▶ [Goal of the exercise]:
Copy every line in the records below that contains the word "STEINBERG".

------ Dataset content

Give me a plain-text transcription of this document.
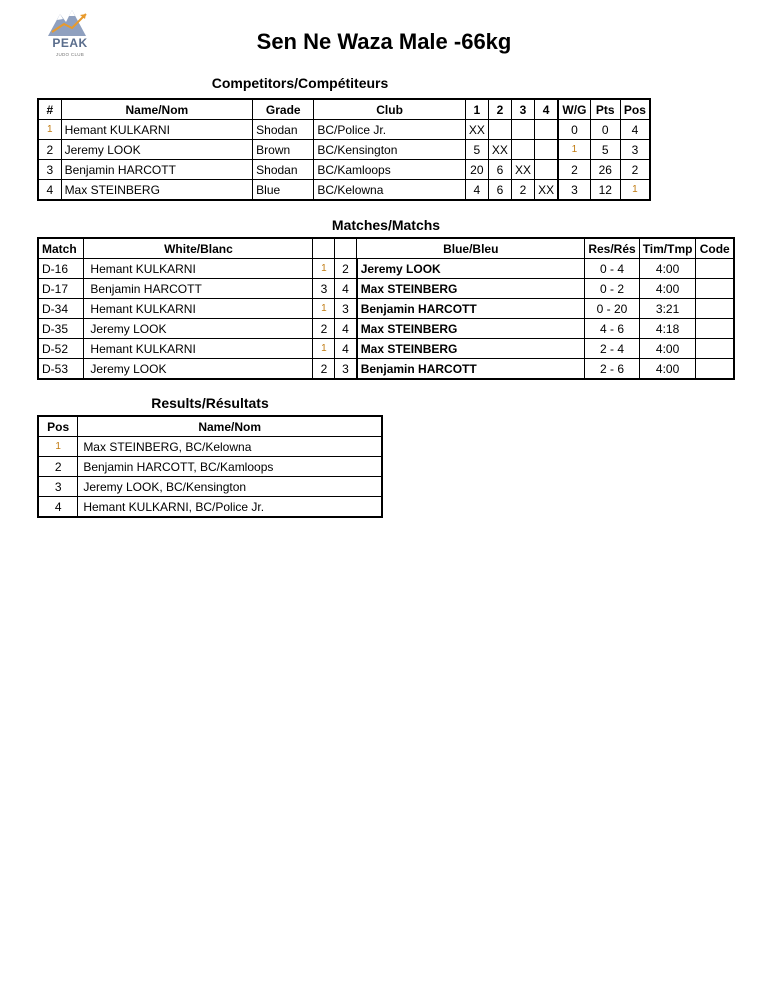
PEAK
JUDO CLUB
Sen Ne Waza Male -66kg
Competitors/Compétiteurs
#	Name/Nom	Grade	Club	1	2	3	4	W/G	Pts	Pos
1	Hemant KULKARNI	Shodan	BC/Police Jr.	XX				0	0	4
2	Jeremy LOOK	Brown	BC/Kensington	5	XX			1	5	3
3	Benjamin HARCOTT	Shodan	BC/Kamloops	20	6	XX		2	26	2
4	Max STEINBERG	Blue	BC/Kelowna	4	6	2	XX	3	12	1
Matches/Matchs
Match	White/Blanc			Blue/Bleu	Res/Rés	Tim/Tmp	Code
D-16	Hemant KULKARNI	1	2	Jeremy LOOK	0 - 4	4:00	
D-17	Benjamin HARCOTT	3	4	Max STEINBERG	0 - 2	4:00	
D-34	Hemant KULKARNI	1	3	Benjamin HARCOTT	0 - 20	3:21	
D-35	Jeremy LOOK	2	4	Max STEINBERG	4 - 6	4:18	
D-52	Hemant KULKARNI	1	4	Max STEINBERG	2 - 4	4:00	
D-53	Jeremy LOOK	2	3	Benjamin HARCOTT	2 - 6	4:00	
Results/Résultats
Pos	Name/Nom
1	Max STEINBERG, BC/Kelowna
2	Benjamin HARCOTT, BC/Kamloops
3	Jeremy LOOK, BC/Kensington
4	Hemant KULKARNI, BC/Police Jr.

------------

▶ [Correct response]:
4	Max STEINBERG	Blue	BC/Kelowna	4	6	2	XX	3	12	1
D-17	Benjamin HARCOTT	3	4	Max STEINBERG	0 - 2	4:00	
D-35	Jeremy LOOK	2	4	Max STEINBERG	4 - 6	4:18	
D-52	Hemant KULKARNI	1	4	Max STEINBERG	2 - 4	4:00	
1	Max STEINBERG, BC/Kelowna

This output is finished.